Aim of the task:
Each line should be copied exactly.

Dataset records:
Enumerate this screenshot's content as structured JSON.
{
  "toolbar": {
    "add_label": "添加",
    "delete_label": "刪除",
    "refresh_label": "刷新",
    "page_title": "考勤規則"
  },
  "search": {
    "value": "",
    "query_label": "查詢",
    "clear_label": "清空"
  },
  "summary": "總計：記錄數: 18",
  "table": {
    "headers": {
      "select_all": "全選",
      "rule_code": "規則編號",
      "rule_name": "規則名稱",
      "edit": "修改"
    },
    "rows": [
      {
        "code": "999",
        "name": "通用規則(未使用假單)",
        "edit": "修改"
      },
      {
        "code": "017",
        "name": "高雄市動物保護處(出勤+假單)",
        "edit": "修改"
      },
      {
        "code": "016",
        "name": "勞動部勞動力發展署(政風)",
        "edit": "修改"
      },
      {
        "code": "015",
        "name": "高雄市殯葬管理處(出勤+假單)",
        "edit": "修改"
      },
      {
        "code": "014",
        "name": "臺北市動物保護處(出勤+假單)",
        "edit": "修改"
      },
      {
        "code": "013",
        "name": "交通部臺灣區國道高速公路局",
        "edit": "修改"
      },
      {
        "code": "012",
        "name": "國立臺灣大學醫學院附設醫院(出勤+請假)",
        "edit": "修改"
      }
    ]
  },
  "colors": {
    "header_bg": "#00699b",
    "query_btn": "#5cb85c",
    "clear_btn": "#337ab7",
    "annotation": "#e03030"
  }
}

Expected output:
Enumerate this screenshot's content as structured JSON.
{
  "toolbar": {
    "add_label": "添加",
    "delete_label": "刪除",
    "refresh_label": "刷新",
    "page_title": "考勤規則"
  },
  "search": {
    "value": "",
    "query_label": "查詢",
    "clear_label": "清空"
  },
  "summary": "總計：記錄數: 18",
  "table": {
    "headers": {
      "select_all": "全選",
      "rule_code": "規則編號",
      "rule_name": "規則名稱",
      "edit": "修改"
    },
    "rows": [
      {
        "code": "999",
        "name": "通用規則(未使用假單)",
        "edit": "修改"
      },
      {
        "code": "017",
        "name": "高雄市動物保護處(出勤+假單)",
        "edit": "修改"
      },
      {
        "code": "016",
        "name": "勞動部勞動力發展署(政風)",
        "edit": "修改"
      },
      {
        "code": "015",
        "name": "高雄市殯葬管理處(出勤+假單)",
        "edit": "修改"
      },
      {
        "code": "014",
        "name": "臺北市動物保護處(出勤+假單)",
        "edit": "修改"
      },
      {
        "code": "013",
        "name": "交通部臺灣區國道高速公路局",
        "edit": "修改"
      },
      {
        "code": "012",
        "name": "國立臺灣大學醫學院附設醫院(出勤+請假)",
        "edit": "修改"
      }
    ]
  },
  "colors": {
    "header_bg": "#00699b",
    "query_btn": "#5cb85c",
    "clear_btn": "#337ab7",
    "annotation": "#e03030"
  }
}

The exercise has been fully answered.